**Prompt**: Repeat all the material exactly; pictures stay out of your copy.

**Entries shown**:
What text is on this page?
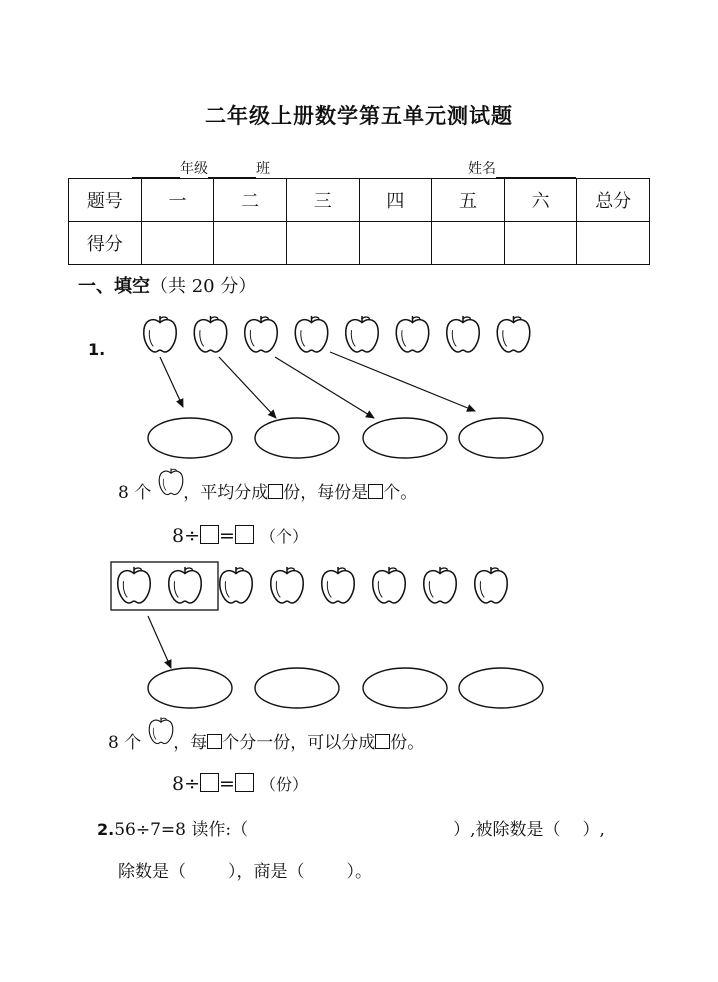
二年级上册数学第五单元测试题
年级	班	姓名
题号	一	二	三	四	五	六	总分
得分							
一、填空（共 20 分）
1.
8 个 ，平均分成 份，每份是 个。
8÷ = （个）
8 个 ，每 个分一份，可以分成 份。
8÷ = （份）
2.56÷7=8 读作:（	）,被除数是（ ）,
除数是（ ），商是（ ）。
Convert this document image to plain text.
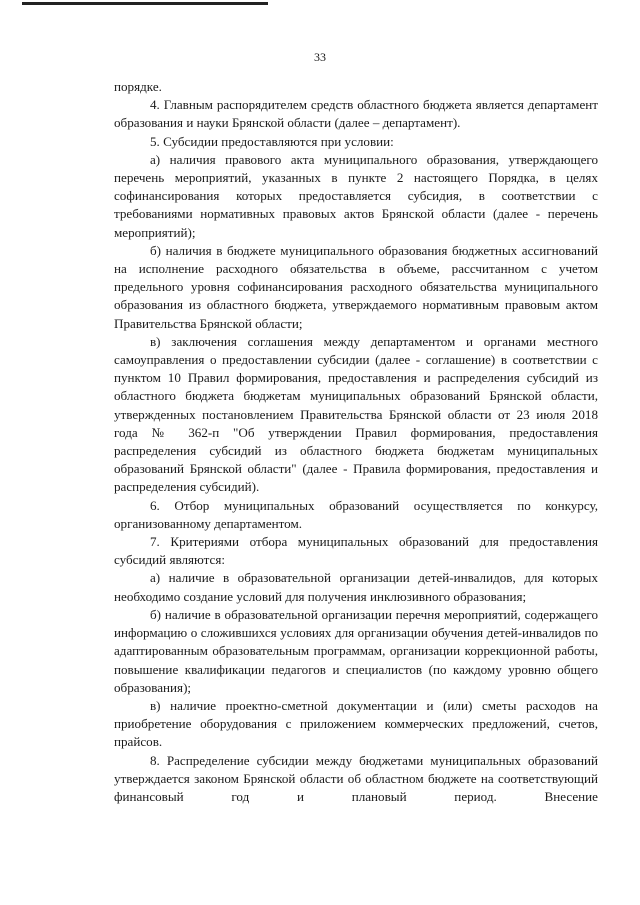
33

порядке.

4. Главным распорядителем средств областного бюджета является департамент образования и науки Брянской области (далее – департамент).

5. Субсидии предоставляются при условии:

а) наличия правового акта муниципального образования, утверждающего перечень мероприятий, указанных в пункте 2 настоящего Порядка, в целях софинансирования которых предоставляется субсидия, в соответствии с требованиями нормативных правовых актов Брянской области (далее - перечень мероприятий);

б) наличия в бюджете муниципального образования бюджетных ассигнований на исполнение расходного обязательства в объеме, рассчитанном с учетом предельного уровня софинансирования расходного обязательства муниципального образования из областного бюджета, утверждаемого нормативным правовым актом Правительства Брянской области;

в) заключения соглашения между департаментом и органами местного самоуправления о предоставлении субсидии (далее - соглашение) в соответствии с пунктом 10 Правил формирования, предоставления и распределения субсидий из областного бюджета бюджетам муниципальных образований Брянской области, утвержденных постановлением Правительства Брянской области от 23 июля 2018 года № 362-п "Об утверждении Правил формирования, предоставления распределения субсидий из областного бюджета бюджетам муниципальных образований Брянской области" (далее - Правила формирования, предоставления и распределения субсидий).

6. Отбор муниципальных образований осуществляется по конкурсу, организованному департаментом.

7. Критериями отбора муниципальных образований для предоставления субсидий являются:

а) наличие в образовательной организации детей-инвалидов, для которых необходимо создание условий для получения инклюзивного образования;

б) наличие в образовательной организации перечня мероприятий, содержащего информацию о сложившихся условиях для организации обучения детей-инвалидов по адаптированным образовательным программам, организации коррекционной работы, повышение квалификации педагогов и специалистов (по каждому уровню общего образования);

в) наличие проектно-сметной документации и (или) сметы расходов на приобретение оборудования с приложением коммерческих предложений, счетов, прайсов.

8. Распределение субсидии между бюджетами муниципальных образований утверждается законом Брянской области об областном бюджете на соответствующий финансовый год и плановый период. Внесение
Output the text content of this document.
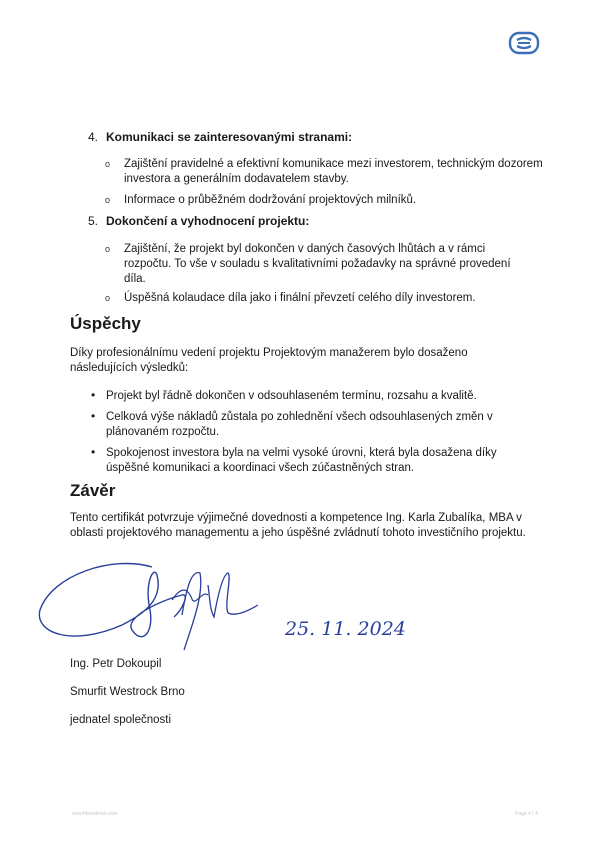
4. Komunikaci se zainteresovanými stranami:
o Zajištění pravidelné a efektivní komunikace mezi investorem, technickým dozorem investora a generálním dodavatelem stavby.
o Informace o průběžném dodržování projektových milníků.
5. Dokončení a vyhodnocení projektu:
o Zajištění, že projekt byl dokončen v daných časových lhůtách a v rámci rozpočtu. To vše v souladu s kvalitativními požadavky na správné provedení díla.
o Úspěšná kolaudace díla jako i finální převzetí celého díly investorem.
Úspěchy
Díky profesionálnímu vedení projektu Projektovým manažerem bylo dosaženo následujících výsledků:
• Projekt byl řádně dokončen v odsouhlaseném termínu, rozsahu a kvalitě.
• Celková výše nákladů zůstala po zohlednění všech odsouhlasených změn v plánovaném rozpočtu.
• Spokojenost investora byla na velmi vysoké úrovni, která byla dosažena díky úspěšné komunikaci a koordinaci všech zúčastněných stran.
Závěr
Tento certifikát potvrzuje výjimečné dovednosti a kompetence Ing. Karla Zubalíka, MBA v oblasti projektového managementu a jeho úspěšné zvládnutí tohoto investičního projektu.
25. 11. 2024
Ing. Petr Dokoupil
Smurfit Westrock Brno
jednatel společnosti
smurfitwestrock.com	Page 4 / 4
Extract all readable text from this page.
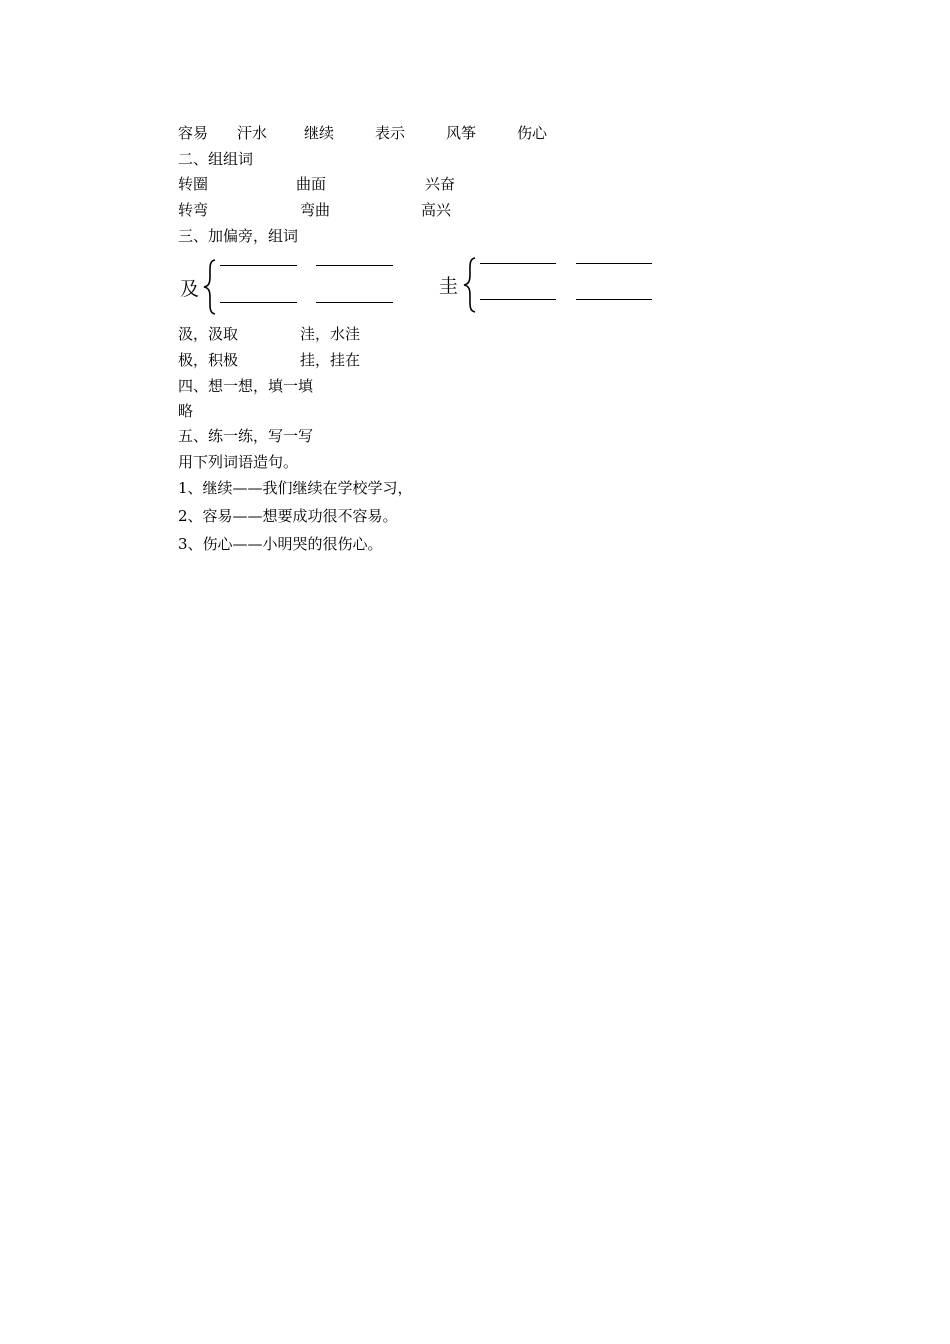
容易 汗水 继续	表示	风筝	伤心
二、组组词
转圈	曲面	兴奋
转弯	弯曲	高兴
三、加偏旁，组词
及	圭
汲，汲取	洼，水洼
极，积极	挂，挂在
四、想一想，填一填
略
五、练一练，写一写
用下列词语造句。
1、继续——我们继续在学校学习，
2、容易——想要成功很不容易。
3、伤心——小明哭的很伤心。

**Correct response**:
What text is on this page?
二年级上册数学第五单元测试题
年级	班	姓名
题号	一	二	三	四	五	六	总分
得分							
一、填空（共 20 分）
1.
8 个 ，平均分成 份，每份是 个。
8÷ = （个）
8 个 ，每 个分一份，可以分成 份。
8÷ = （份）
2.56÷7=8 读作:（	）,被除数是（ ）,
除数是（ ），商是（ ）。
Convert this document image to plain text.
33

порядке.

4. Главным распорядителем средств областного бюджета является департамент образования и науки Брянской области (далее – департамент).

5. Субсидии предоставляются при условии:

а) наличия правового акта муниципального образования, утверждающего перечень мероприятий, указанных в пункте 2 настоящего Порядка, в целях софинансирования которых предоставляется субсидия, в соответствии с требованиями нормативных правовых актов Брянской области (далее - перечень мероприятий);

б) наличия в бюджете муниципального образования бюджетных ассигнований на исполнение расходного обязательства в объеме, рассчитанном с учетом предельного уровня софинансирования расходного обязательства муниципального образования из областного бюджета, утверждаемого нормативным правовым актом Правительства Брянской области;

в) заключения соглашения между департаментом и органами местного самоуправления о предоставлении субсидии (далее - соглашение) в соответствии с пунктом 10 Правил формирования, предоставления и распределения субсидий из областного бюджета бюджетам муниципальных образований Брянской области, утвержденных постановлением Правительства Брянской области от 23 июля 2018 года № 362-п "Об утверждении Правил формирования, предоставления распределения субсидий из областного бюджета бюджетам муниципальных образований Брянской области" (далее - Правила формирования, предоставления и распределения субсидий).

6. Отбор муниципальных образований осуществляется по конкурсу, организованному департаментом.

7. Критериями отбора муниципальных образований для предоставления субсидий являются:

а) наличие в образовательной организации детей-инвалидов, для которых необходимо создание условий для получения инклюзивного образования;

б) наличие в образовательной организации перечня мероприятий, содержащего информацию о сложившихся условиях для организации обучения детей-инвалидов по адаптированным образовательным программам, организации коррекционной работы, повышение квалификации педагогов и специалистов (по каждому уровню общего образования);

в) наличие проектно-сметной документации и (или) сметы расходов на приобретение оборудования с приложением коммерческих предложений, счетов, прайсов.

8. Распределение субсидии между бюджетами муниципальных образований утверждается законом Брянской области об областном бюджете на соответствующий финансовый год и плановый период. Внесение
Output the text content of this document.
4. Komunikaci se zainteresovanými stranami:
o Zajištění pravidelné a efektivní komunikace mezi investorem, technickým dozorem investora a generálním dodavatelem stavby.
o Informace o průběžném dodržování projektových milníků.
5. Dokončení a vyhodnocení projektu:
o Zajištění, že projekt byl dokončen v daných časových lhůtách a v rámci rozpočtu. To vše v souladu s kvalitativními požadavky na správné provedení díla.
o Úspěšná kolaudace díla jako i finální převzetí celého díly investorem.
Úspěchy
Díky profesionálnímu vedení projektu Projektovým manažerem bylo dosaženo následujících výsledků:
• Projekt byl řádně dokončen v odsouhlaseném termínu, rozsahu a kvalitě.
• Celková výše nákladů zůstala po zohlednění všech odsouhlasených změn v plánovaném rozpočtu.
• Spokojenost investora byla na velmi vysoké úrovni, která byla dosažena díky úspěšné komunikaci a koordinaci všech zúčastněných stran.
Závěr
Tento certifikát potvrzuje výjimečné dovednosti a kompetence Ing. Karla Zubalíka, MBA v oblasti projektového managementu a jeho úspěšné zvládnutí tohoto investičního projektu.
25. 11. 2024
Ing. Petr Dokoupil
Smurfit Westrock Brno
jednatel společnosti
smurfitwestrock.com	Page 4 / 4
Extract all readable text from this page.
容易 汗水 继续	表示	风筝	伤心
二、组组词
转圈	曲面	兴奋
转弯	弯曲	高兴
三、加偏旁，组词
及	圭
汲，汲取	洼，水洼
极，积极	挂，挂在
四、想一想，填一填
略
五、练一练，写一写
用下列词语造句。
1、继续——我们继续在学校学习，
2、容易——想要成功很不容易。
3、伤心——小明哭的很伤心。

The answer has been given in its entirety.